* **What is expected**: Tally the lines holding the word "icon" and state the count by itself.

>> Start Records for this exercise

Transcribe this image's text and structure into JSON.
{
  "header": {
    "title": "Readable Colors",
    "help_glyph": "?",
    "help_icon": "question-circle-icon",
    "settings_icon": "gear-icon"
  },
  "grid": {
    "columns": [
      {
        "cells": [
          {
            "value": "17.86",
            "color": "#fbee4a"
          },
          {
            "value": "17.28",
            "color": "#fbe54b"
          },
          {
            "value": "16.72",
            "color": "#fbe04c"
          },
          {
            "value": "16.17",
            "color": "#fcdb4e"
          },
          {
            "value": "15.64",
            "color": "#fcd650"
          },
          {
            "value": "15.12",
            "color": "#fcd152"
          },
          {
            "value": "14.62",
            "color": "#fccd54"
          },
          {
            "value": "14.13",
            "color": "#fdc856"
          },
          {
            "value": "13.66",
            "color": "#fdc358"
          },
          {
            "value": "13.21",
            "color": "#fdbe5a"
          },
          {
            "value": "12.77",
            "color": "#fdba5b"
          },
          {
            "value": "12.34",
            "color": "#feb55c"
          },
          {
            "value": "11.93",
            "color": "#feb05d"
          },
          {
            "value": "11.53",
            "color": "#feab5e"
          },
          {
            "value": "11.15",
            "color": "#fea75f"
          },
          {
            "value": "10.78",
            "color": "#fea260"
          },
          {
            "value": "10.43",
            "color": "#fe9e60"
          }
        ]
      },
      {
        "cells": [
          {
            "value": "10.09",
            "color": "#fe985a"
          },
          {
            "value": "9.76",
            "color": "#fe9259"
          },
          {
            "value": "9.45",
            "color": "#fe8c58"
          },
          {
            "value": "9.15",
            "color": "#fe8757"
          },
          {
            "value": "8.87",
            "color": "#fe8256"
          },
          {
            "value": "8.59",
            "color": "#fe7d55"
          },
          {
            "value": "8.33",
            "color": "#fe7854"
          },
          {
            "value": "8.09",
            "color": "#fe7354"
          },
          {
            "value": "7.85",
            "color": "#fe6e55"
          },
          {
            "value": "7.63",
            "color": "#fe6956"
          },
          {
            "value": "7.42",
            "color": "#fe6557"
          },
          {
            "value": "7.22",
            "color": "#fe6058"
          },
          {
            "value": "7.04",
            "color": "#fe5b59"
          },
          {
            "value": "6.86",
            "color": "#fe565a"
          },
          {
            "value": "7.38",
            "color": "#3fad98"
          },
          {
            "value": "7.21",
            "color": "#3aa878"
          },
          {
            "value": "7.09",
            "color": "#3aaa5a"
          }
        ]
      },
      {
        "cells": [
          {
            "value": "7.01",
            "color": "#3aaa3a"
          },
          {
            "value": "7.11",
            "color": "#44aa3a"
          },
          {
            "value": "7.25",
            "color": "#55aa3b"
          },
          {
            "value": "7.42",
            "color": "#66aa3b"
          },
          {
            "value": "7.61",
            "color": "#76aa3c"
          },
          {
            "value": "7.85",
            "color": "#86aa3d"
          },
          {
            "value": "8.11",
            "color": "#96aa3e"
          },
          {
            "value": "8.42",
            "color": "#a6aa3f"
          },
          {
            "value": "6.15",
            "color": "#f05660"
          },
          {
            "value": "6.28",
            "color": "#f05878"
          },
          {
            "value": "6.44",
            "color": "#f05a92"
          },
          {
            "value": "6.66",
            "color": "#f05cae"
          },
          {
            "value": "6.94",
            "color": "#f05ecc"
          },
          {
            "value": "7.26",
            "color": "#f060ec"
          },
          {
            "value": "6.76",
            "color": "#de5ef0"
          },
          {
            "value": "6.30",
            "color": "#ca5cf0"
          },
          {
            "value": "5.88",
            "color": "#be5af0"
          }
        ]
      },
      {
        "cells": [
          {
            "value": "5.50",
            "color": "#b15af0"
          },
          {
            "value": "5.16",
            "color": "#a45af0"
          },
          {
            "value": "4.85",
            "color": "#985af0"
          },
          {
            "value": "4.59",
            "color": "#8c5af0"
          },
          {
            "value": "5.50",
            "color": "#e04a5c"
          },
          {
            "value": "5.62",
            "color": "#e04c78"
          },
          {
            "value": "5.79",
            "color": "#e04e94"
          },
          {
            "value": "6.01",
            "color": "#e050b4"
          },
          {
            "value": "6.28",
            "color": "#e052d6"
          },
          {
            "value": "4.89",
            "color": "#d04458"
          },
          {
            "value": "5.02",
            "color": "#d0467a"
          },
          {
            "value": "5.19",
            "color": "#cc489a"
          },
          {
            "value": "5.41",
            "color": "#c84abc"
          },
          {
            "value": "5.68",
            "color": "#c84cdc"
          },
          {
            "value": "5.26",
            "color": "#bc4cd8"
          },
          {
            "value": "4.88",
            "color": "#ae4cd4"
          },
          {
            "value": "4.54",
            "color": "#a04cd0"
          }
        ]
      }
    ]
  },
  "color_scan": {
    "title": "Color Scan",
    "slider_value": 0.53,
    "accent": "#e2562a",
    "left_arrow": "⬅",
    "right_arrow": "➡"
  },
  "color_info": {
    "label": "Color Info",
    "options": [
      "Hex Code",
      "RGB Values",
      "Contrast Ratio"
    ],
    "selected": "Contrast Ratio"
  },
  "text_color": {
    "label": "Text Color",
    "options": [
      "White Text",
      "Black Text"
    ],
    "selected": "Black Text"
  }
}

>> End Records for this exercise

* **Exercise output**: 2